Required work:
[A] In the lemma excerpt, what property must a continuous mapping F from M into Y have to be called completely continuous?
[B] Summarize the lemma excerpt in two sentences.

Page:
--*--

We recall that a continuous mapping F from a subset M of a normed space X into another normed space Y is called completely continuous iff F maps bounded subset of M into relatively compact subset of Y.

Lemma 10 Assume that $f\in C({\mathbb{R}}_{+}\times \mathbb{R}\times \mathbb{R},\mathbb{R})$, $f(t,0,0)\ne 0$ on any subinterval of ${\mathbb{R}}_{+}$ and there exist non-negative functions $h,k\in L^1({\mathbb{R}}_{+},{\mathbb{R}}_{+})$ and ${\psi }_1,{\psi }_2\in C(\mathbb{R},{\mathbb{R}}_{+}^{\ast })$ nondecreasing on ${\mathbb{R}}_{+}$, such that

$$\left|f(t,(1+t^{q-1})x,(1+t^{q-1})\overline{x})\right|\le k(t){\psi }_1(|x|)+h(t){\psi }_2(|\overline{x}|),\mathrm{\forall }(t,x,\overline{x})\in {\mathbb{R}}_{+}\times {\mathbb{R}}^2,$$

(2.1)

then T is completely continuous. (Here ${\mathbb{R}}_{+}^{\ast }=]0,\mathrm{\infty }[$.)

Proof The proof will be done in some steps.

--*--

Recorded information:
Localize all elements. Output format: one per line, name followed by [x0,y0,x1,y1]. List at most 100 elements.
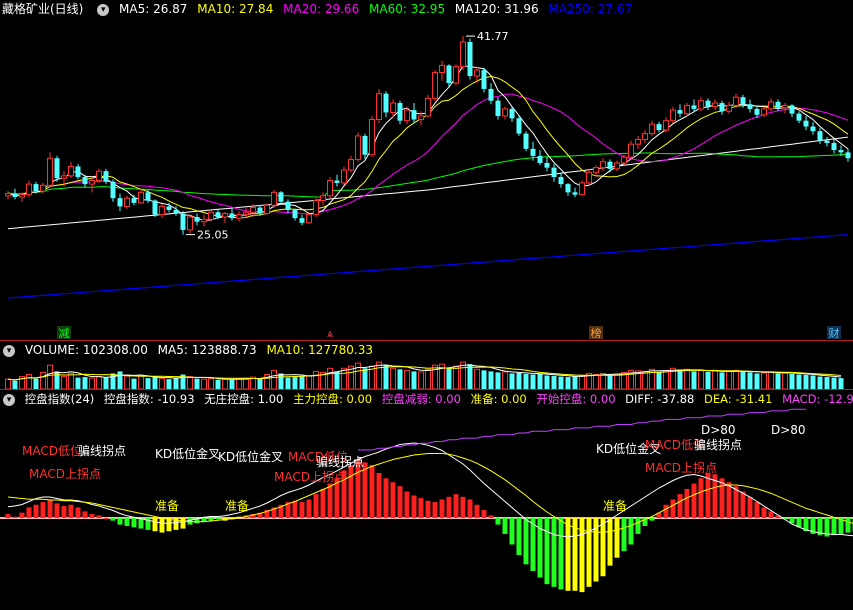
volume-bar [803,375,809,389]
volume-bar [600,372,606,389]
volume-bar [712,370,718,389]
volume-bar [376,361,382,389]
ma120-readout: MA120: 31.96 [454,2,539,16]
macd-bar [502,518,508,534]
volume-bar [740,371,746,389]
candle-body [145,192,151,201]
ma5-readout: MA5: 26.87 [119,2,188,16]
volume-bar [796,374,802,389]
volume-bar [579,375,585,389]
volume-bar [838,378,844,389]
indicator-name[interactable]: 控盘指数(24) [25,392,95,406]
macd-bar [82,511,88,518]
macd-bar [103,518,109,519]
volume-bar [425,368,431,389]
volume-bar [768,371,774,389]
macd-bar [544,518,550,585]
candle-body [523,133,529,149]
volume-bar [614,373,620,389]
macd-bar [306,499,312,518]
volume-bar [362,368,368,389]
signal-label: 骗线拐点 [694,437,742,452]
candle-body [418,115,424,120]
candle-body [509,108,515,119]
candle-body [803,120,809,127]
macd-bar [747,496,753,518]
candle-body [390,102,396,113]
volume-bar [355,362,361,389]
macd-bar [320,488,326,518]
volume-bar [663,369,669,389]
volume-bar [754,373,760,389]
volume-bar [145,378,151,389]
volume-bar [313,370,319,389]
macd-bar [47,499,53,518]
macd-bar [180,518,186,529]
candle-body [635,138,641,145]
volume-bar [432,364,438,389]
candle-body [229,213,235,219]
candle-body [698,100,704,110]
candle-body [320,195,326,202]
volume-bar [488,371,494,389]
candle-body [530,148,536,156]
macd-bar [33,504,39,518]
candle-body [810,126,816,132]
candle-body [299,218,305,223]
candle-body [208,211,214,220]
macd-bar [439,499,445,518]
macd-bar [348,465,354,518]
candle-body [796,113,802,121]
volume-bar [201,378,207,389]
candle-body [243,211,249,216]
candle-body [61,175,67,179]
candle-body [516,118,522,134]
candle-body [159,205,165,216]
candle-body [740,97,746,105]
ma60-readout: MA60: 32.95 [369,2,446,16]
volume-collapse-icon[interactable]: ▾ [3,345,15,357]
candle-body [404,109,410,122]
volume-bar [82,377,88,389]
volume-bar [257,378,263,389]
candle-body [369,118,375,156]
macd-bar [663,504,669,518]
macd-bar [75,507,81,518]
macd-bar [740,491,746,518]
high-price-label: 41.77 [477,30,509,43]
volume-bar [89,377,95,389]
candle-body [124,197,130,207]
macd-bar [110,518,116,521]
indicator-chart[interactable]: MACD低位骗线拐点 KD低位金叉KD低位金叉 MACD低位骗线拐点MACD上拐点M… [0,408,853,608]
macd-bar [719,478,725,518]
candle-body [68,165,74,177]
signal-label: 骗线拐点 [316,454,364,469]
candle-body [768,101,774,110]
price-chart[interactable]: 41.77 25.05 减 ⩓ 榜 财 [0,18,853,340]
volume-bar [677,370,683,389]
candle-body [691,105,697,109]
signal-label: MACD上拐点 [274,469,346,484]
macd-bar [614,518,620,558]
macd-bar [831,518,837,536]
macd-bar [292,500,298,518]
volume-header: ▾ VOLUME: 102308.00 MA5: 123888.73 MA10:… [0,341,853,359]
candle-body [82,177,88,185]
signal-label: 准备 [155,499,179,513]
volume-bar [222,378,228,389]
volume-bar [831,377,837,389]
event-marker: 榜 [591,326,602,340]
signal-label: D>80 [701,423,736,437]
macd-bar [411,495,417,518]
collapse-toggle-icon[interactable]: ▾ [97,4,110,16]
candle-body [12,193,18,198]
macd-bar [208,518,214,521]
indicator-collapse-icon[interactable]: ▾ [3,394,15,406]
volume-bar [453,365,459,389]
macd-bar [474,504,480,518]
volume-ma5-readout: MA5: 123888.73 [157,343,257,357]
candle-body [348,158,354,171]
volume-bar [565,377,571,389]
volume-chart[interactable] [0,359,853,389]
volume-bar [558,376,564,389]
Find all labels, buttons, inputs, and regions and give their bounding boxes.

--*--

Solutions to the tasks:
[A] F must map bounded subsets of M into relatively compact subsets of Y.

[B] A continuous mapping from a subset of one normed space into another is called completely continuous if it sends bounded subsets into relatively compact subsets. Lemma 10 states that T is completely continuous when f is continuous, f(t,0,0) ≠ 0 on any subinterval of ℝ₊, and f satisfies the bound (2.1) with non-negative integrable functions h and k and positive continuous functions ψ₁ and ψ₂ that are nondecreasing on ℝ₊.